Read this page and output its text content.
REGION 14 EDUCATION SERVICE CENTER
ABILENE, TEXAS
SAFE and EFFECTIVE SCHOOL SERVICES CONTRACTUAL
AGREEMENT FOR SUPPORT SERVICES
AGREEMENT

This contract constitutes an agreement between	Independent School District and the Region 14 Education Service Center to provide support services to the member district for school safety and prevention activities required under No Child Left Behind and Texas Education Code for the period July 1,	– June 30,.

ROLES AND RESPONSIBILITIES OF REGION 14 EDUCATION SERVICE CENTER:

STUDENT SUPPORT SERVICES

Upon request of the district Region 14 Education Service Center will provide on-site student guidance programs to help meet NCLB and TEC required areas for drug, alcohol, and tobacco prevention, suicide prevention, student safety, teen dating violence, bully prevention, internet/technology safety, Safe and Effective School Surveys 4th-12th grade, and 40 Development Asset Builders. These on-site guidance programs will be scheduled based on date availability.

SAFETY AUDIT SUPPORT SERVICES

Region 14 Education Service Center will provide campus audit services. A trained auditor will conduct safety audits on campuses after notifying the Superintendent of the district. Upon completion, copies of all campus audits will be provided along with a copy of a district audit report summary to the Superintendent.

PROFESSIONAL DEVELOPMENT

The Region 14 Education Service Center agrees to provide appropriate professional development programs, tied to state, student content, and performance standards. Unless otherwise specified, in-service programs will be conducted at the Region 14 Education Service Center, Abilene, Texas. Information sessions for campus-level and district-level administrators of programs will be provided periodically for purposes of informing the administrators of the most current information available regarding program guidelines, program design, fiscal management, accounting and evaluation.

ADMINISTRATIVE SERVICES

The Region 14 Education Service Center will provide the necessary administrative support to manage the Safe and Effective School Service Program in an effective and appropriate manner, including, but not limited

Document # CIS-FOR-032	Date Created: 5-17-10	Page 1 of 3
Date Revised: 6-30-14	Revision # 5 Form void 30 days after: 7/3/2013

__________

Go through the data and return every record exactly.

Read this page and output its text content.
REGION 14 EDUCATION SERVICE CENTER
ABILENE, TEXAS
SAFE and EFFECTIVE SCHOOL SERVICES CONTRACTUAL
AGREEMENT FOR SUPPORT SERVICES
AGREEMENT

This contract constitutes an agreement between	Independent School District and the Region 14 Education Service Center to provide support services to the member district for school safety and prevention activities required under No Child Left Behind and Texas Education Code for the period July 1,	– June 30,.

ROLES AND RESPONSIBILITIES OF REGION 14 EDUCATION SERVICE CENTER:

STUDENT SUPPORT SERVICES

Upon request of the district Region 14 Education Service Center will provide on-site student guidance programs to help meet NCLB and TEC required areas for drug, alcohol, and tobacco prevention, suicide prevention, student safety, teen dating violence, bully prevention, internet/technology safety, Safe and Effective School Surveys 4th-12th grade, and 40 Development Asset Builders. These on-site guidance programs will be scheduled based on date availability.

SAFETY AUDIT SUPPORT SERVICES

Region 14 Education Service Center will provide campus audit services. A trained auditor will conduct safety audits on campuses after notifying the Superintendent of the district. Upon completion, copies of all campus audits will be provided along with a copy of a district audit report summary to the Superintendent.

PROFESSIONAL DEVELOPMENT

The Region 14 Education Service Center agrees to provide appropriate professional development programs, tied to state, student content, and performance standards. Unless otherwise specified, in-service programs will be conducted at the Region 14 Education Service Center, Abilene, Texas. Information sessions for campus-level and district-level administrators of programs will be provided periodically for purposes of informing the administrators of the most current information available regarding program guidelines, program design, fiscal management, accounting and evaluation.

ADMINISTRATIVE SERVICES

The Region 14 Education Service Center will provide the necessary administrative support to manage the Safe and Effective School Service Program in an effective and appropriate manner, including, but not limited

Document # CIS-FOR-032	Date Created: 5-17-10	Page 1 of 3
Date Revised: 6-30-14	Revision # 5 Form void 30 days after: 7/3/2013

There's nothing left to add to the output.